_TASK DESCRIPTION_
Gather up every line that includes the string "value".

___ DATASET EXCERPTS ___

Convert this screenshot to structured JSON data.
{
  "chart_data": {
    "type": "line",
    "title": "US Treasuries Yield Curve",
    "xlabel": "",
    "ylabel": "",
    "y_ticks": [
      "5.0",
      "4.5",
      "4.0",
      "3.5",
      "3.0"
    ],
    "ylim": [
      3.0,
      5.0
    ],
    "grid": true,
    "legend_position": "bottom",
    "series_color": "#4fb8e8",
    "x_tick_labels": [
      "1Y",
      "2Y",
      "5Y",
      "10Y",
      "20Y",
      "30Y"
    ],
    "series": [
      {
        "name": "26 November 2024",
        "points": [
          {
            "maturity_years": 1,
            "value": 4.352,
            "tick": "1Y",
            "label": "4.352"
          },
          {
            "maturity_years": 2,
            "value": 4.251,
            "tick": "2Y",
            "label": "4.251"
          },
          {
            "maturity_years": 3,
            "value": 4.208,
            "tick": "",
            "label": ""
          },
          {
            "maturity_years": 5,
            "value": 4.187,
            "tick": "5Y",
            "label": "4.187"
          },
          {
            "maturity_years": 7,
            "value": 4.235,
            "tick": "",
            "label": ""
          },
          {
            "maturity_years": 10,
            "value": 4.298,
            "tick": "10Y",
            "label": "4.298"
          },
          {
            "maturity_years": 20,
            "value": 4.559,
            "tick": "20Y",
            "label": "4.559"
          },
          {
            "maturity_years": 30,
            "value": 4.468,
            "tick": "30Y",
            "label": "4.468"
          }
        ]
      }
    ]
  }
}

___

_SOLUTION FOR THIS EXERCISE_
            "value": 4.352,
            "value": 4.251,
            "value": 4.208,
            "value": 4.187,
            "value": 4.235,
            "value": 4.298,
            "value": 4.559,
            "value": 4.468,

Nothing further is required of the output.